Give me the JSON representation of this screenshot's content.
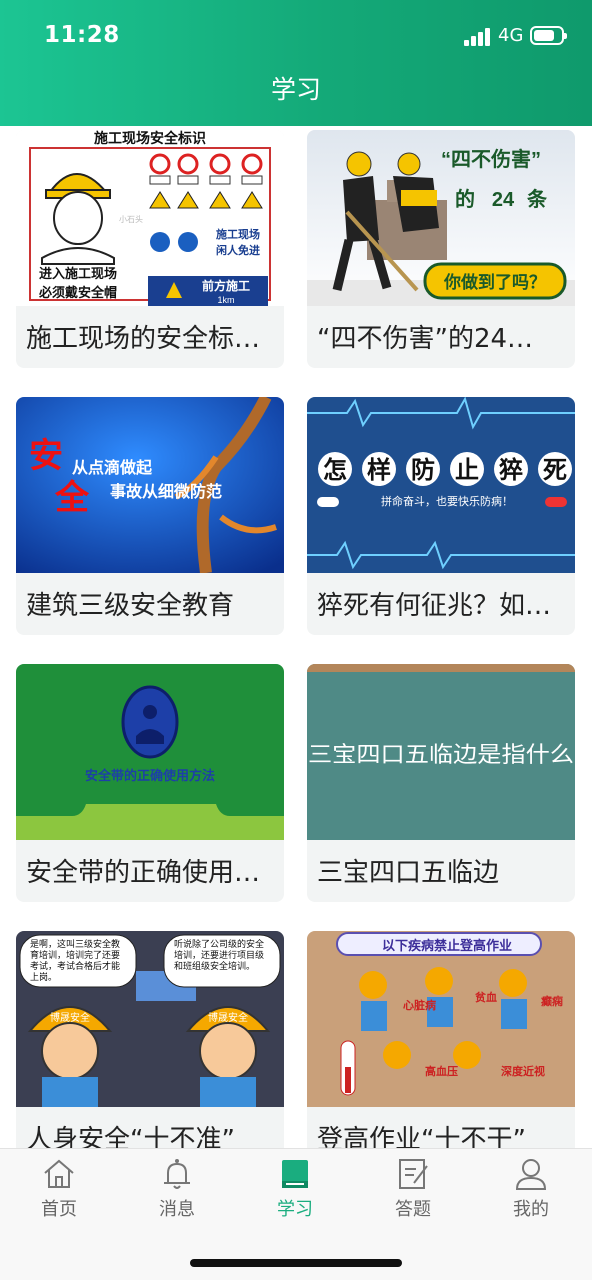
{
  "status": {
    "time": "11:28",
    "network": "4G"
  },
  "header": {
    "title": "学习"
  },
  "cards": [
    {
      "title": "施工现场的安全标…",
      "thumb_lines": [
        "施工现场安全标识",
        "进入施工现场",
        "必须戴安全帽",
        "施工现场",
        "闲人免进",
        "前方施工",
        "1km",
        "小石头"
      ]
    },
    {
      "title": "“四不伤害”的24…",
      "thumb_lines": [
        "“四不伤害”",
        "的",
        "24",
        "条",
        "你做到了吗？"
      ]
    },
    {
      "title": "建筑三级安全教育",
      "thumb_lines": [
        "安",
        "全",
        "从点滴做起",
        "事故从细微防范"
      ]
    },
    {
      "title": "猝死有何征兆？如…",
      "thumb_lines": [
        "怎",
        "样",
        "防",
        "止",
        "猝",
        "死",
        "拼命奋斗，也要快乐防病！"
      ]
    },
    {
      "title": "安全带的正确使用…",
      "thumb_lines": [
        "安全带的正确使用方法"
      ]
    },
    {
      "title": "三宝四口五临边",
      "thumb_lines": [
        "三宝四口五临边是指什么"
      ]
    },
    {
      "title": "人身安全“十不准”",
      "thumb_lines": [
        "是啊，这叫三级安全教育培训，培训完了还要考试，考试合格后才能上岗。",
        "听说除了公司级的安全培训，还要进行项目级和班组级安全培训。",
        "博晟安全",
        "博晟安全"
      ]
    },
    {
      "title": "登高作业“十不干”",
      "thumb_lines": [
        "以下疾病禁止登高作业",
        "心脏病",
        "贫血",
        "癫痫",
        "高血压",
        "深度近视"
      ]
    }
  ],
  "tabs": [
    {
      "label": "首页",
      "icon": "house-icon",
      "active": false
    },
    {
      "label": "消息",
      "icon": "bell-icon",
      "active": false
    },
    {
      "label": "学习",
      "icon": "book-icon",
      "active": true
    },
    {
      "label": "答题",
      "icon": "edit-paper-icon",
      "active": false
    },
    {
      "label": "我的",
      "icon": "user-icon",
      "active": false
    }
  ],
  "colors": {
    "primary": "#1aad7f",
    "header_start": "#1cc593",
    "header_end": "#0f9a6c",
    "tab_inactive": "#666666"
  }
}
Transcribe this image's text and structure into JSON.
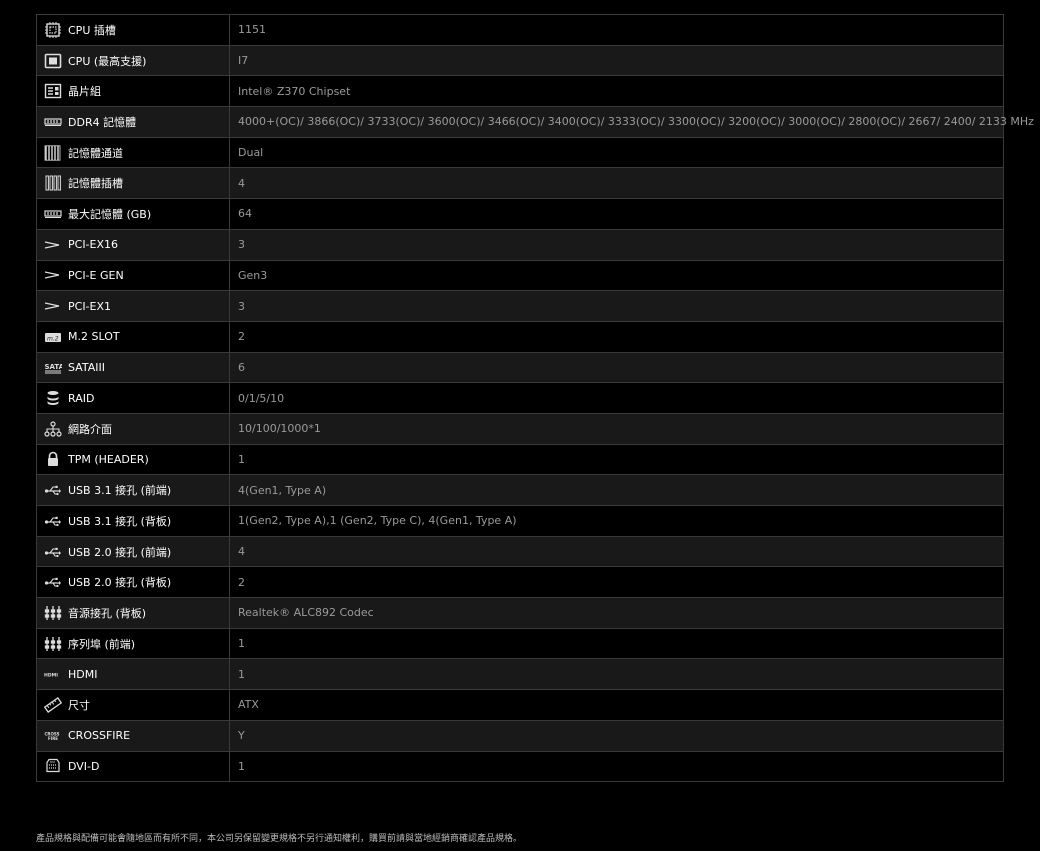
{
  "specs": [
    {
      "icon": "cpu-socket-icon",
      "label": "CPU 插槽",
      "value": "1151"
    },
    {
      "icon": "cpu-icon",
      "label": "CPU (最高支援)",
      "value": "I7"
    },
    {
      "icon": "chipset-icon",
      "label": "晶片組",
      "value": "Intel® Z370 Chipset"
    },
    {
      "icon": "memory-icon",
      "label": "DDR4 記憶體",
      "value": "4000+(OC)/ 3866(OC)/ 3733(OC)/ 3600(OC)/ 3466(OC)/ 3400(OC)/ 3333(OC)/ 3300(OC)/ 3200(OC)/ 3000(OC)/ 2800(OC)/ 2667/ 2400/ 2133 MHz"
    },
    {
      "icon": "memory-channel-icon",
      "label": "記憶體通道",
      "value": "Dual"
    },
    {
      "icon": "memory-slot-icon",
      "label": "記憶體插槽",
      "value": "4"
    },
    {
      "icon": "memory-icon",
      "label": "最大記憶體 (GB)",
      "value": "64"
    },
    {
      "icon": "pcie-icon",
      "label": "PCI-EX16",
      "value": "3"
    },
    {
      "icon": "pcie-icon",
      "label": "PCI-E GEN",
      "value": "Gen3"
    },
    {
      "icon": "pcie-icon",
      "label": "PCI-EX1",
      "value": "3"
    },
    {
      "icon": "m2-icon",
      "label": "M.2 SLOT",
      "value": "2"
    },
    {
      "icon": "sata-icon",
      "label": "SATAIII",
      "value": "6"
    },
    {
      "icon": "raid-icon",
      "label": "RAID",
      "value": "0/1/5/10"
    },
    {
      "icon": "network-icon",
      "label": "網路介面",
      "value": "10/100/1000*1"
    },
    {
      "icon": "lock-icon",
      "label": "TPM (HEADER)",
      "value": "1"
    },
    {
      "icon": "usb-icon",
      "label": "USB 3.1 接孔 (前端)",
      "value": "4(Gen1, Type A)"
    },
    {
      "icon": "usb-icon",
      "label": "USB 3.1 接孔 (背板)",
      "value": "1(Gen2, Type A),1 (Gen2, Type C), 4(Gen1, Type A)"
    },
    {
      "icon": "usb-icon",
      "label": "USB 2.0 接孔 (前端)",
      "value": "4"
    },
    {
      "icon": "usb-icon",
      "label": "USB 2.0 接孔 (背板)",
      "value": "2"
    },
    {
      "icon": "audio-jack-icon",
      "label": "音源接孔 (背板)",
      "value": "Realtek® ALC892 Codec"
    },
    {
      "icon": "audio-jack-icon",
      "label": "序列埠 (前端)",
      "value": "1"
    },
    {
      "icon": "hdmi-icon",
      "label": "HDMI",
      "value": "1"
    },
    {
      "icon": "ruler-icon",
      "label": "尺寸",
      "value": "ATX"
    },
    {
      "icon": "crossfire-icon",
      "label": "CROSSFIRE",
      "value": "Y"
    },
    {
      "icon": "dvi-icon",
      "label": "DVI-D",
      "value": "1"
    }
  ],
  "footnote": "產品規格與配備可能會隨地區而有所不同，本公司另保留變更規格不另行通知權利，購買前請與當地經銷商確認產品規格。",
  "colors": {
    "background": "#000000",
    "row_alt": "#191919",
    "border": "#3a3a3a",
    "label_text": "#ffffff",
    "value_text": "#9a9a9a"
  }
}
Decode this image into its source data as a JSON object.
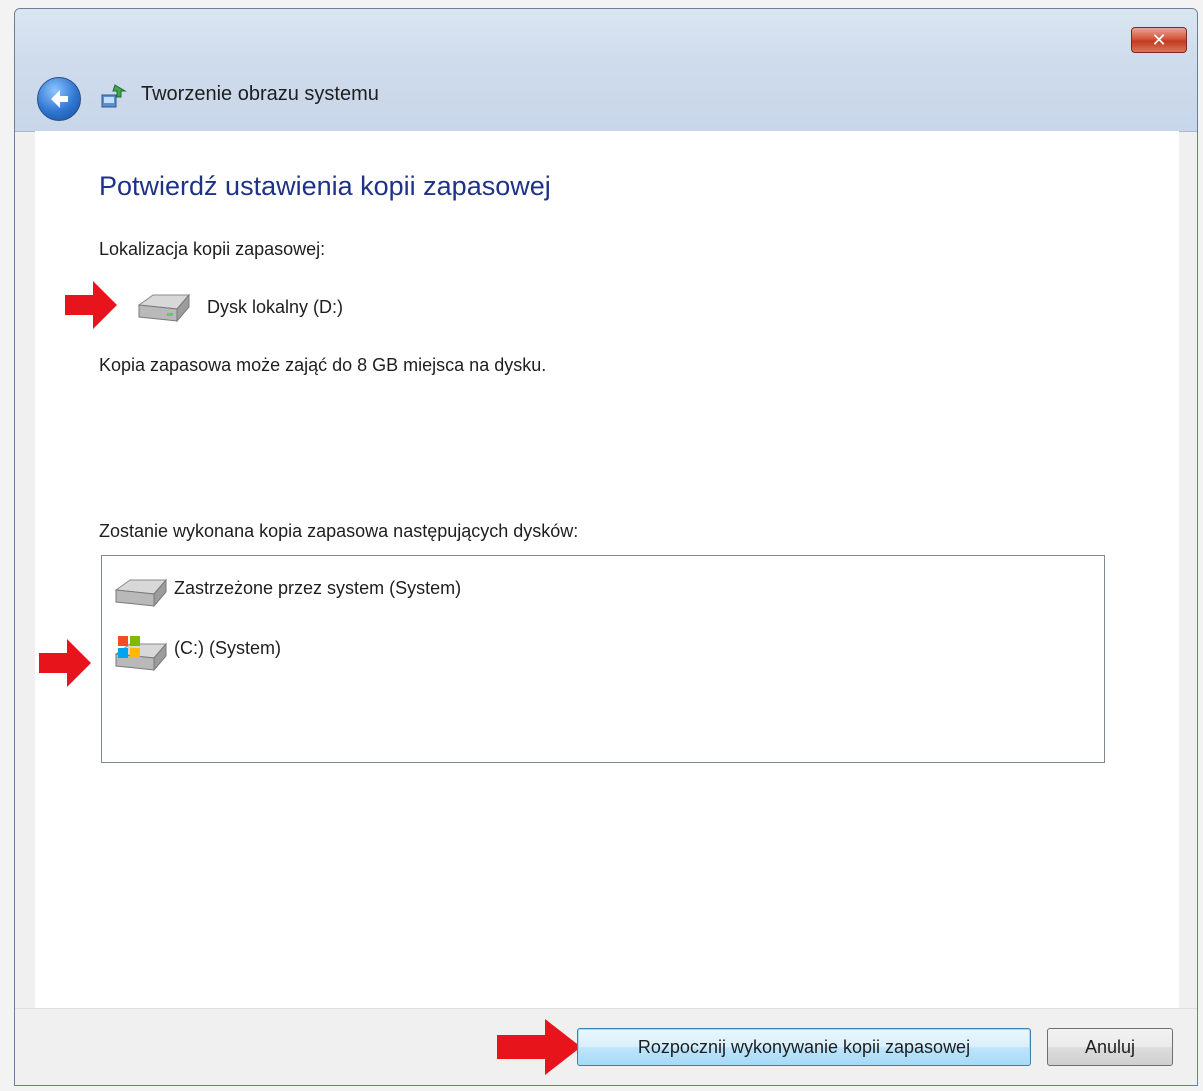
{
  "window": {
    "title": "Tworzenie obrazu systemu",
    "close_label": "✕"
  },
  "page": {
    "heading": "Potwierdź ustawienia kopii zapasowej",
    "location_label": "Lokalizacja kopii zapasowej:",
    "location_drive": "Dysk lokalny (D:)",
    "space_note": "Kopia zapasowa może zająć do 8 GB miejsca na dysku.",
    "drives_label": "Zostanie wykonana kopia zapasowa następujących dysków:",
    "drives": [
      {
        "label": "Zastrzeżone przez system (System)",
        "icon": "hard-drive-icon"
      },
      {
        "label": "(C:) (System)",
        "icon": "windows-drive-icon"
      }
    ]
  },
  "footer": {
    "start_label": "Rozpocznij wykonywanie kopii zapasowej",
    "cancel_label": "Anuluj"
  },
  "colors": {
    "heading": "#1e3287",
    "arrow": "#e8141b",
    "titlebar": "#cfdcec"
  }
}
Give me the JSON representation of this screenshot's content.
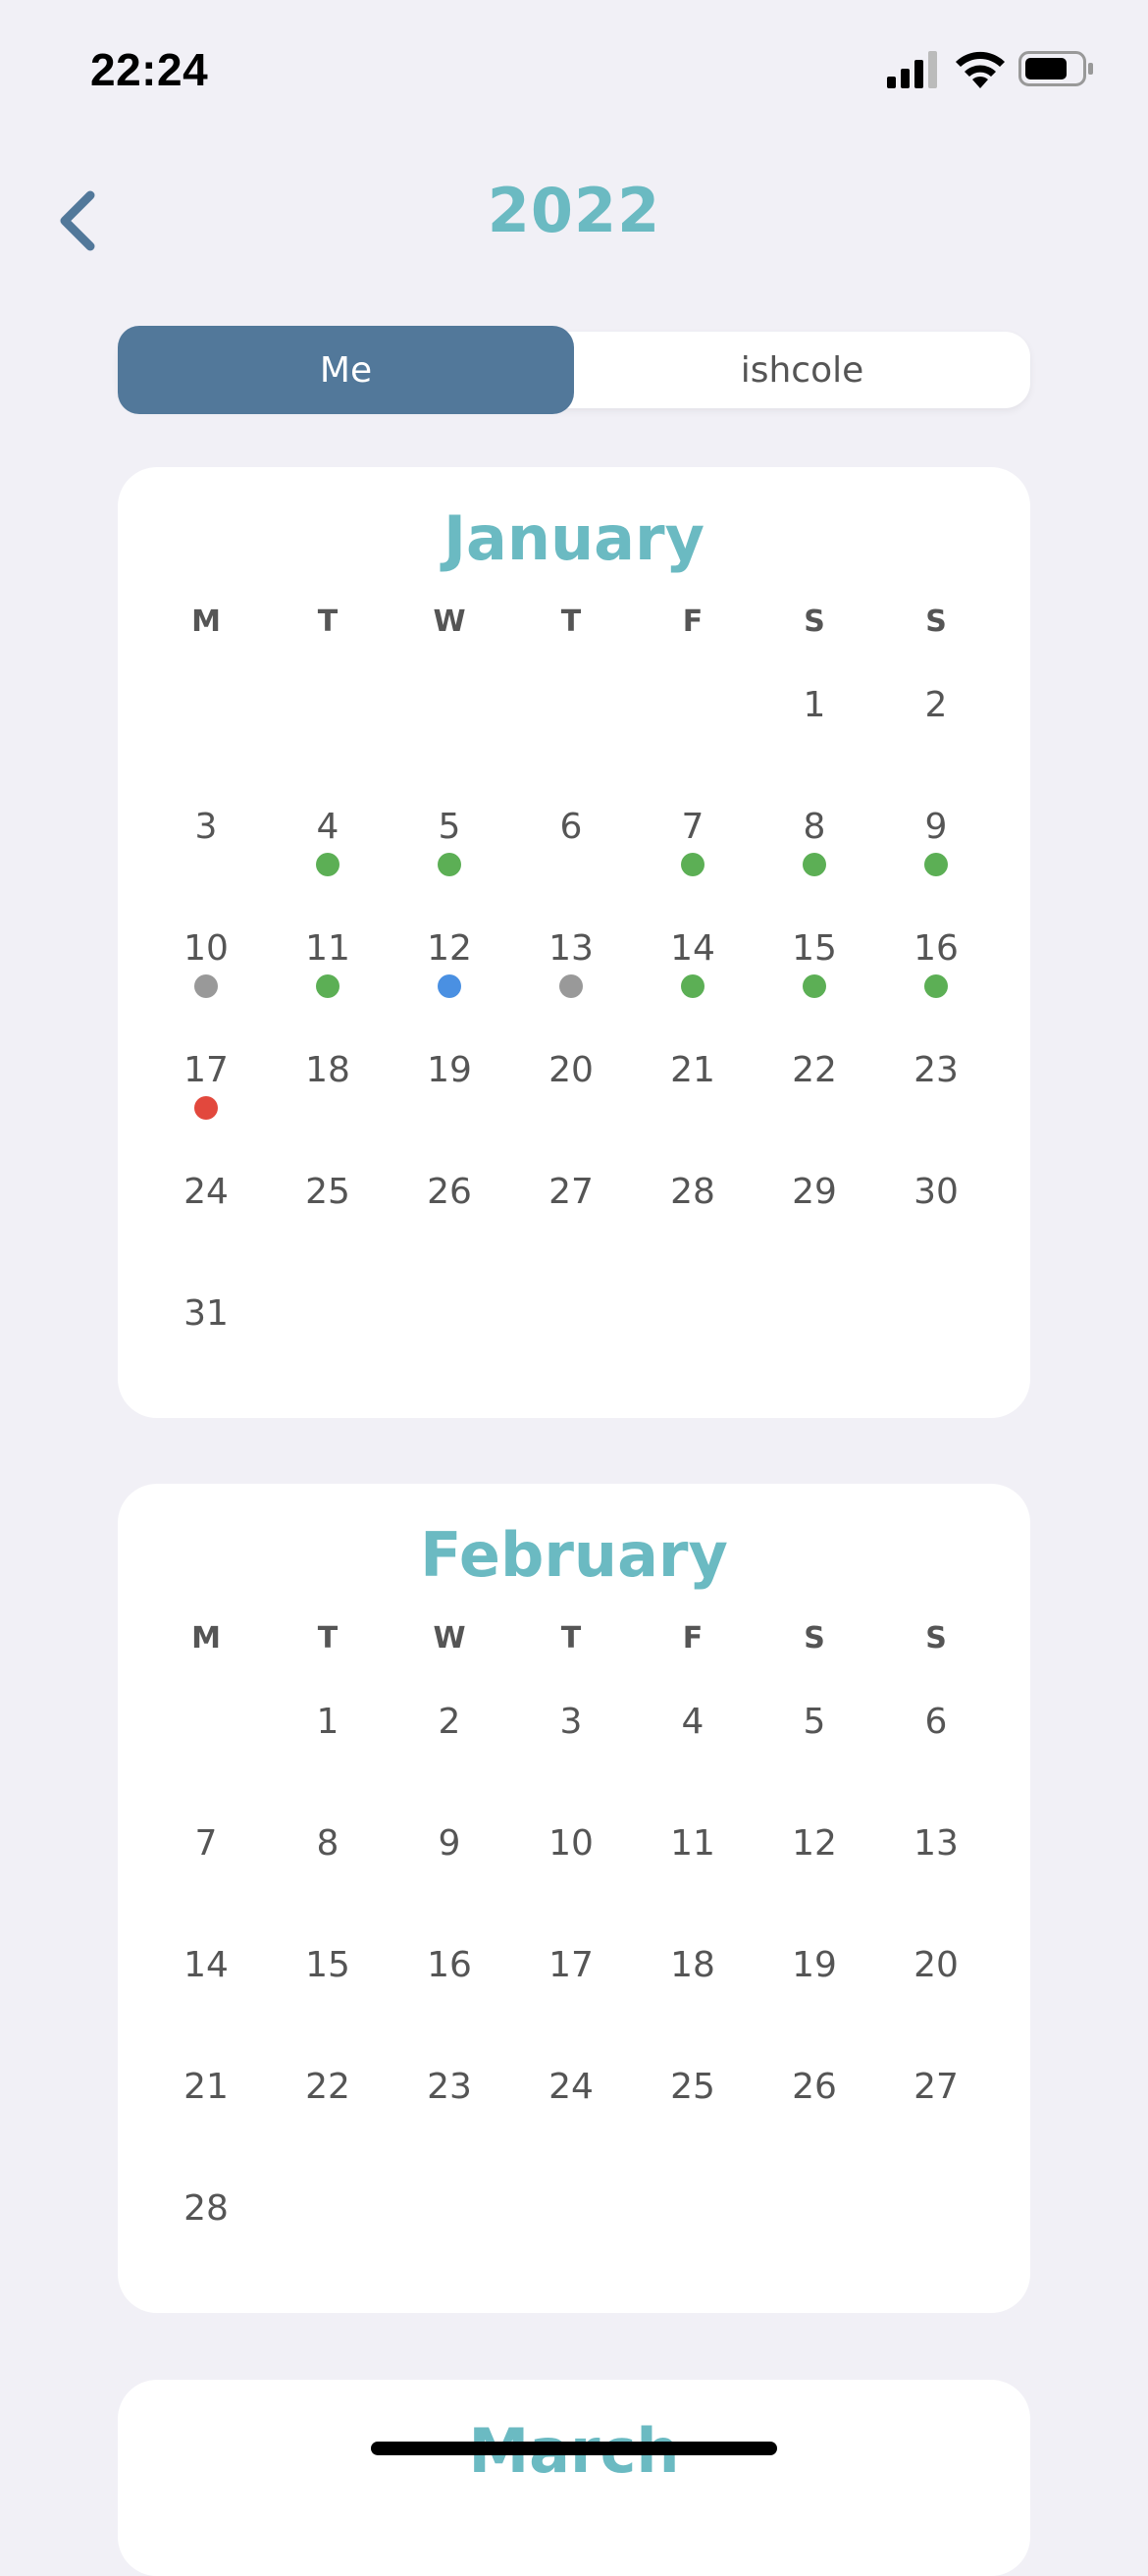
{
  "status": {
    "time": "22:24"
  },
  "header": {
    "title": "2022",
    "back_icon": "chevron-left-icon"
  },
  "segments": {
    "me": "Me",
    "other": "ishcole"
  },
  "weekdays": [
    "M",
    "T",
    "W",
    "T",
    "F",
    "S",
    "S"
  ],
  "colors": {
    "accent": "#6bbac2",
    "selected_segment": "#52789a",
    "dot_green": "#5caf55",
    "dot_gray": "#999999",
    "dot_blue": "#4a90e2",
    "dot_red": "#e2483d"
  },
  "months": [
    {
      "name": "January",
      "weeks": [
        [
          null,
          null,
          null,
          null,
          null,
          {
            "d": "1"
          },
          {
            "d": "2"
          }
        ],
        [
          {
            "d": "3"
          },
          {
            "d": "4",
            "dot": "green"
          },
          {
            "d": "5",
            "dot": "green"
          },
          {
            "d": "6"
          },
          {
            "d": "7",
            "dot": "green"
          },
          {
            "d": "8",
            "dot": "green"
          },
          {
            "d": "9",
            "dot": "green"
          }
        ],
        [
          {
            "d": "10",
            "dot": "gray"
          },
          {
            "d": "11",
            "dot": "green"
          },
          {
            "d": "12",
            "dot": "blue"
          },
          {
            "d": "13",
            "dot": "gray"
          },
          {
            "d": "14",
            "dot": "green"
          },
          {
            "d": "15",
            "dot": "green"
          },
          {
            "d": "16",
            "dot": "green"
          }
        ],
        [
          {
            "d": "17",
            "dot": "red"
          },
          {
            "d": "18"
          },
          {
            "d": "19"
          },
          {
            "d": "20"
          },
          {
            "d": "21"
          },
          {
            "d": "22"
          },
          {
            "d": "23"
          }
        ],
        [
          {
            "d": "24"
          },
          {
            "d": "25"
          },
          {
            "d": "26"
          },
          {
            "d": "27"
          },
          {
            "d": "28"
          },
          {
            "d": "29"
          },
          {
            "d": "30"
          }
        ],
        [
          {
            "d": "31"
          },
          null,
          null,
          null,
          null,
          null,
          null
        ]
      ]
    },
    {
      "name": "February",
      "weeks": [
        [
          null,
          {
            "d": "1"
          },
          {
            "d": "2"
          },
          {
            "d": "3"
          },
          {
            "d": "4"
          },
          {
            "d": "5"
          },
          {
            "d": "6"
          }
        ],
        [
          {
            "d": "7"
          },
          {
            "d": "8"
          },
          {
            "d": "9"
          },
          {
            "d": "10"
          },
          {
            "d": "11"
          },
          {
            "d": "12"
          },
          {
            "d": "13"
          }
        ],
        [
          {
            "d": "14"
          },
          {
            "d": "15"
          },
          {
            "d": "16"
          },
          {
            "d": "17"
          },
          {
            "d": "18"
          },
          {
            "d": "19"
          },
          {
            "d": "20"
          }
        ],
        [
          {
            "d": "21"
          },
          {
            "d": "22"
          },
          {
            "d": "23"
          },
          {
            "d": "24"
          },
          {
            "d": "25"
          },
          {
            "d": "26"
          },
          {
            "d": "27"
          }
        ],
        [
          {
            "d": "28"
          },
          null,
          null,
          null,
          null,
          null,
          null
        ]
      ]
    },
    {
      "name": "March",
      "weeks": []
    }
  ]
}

::::

◆ **Written request**: Check the data for the word "into" and pull out the lines that have it.

◆ **Response**:
Transcribe this image's text and structure into JSON.
Decode this image into its source data as a JSON object.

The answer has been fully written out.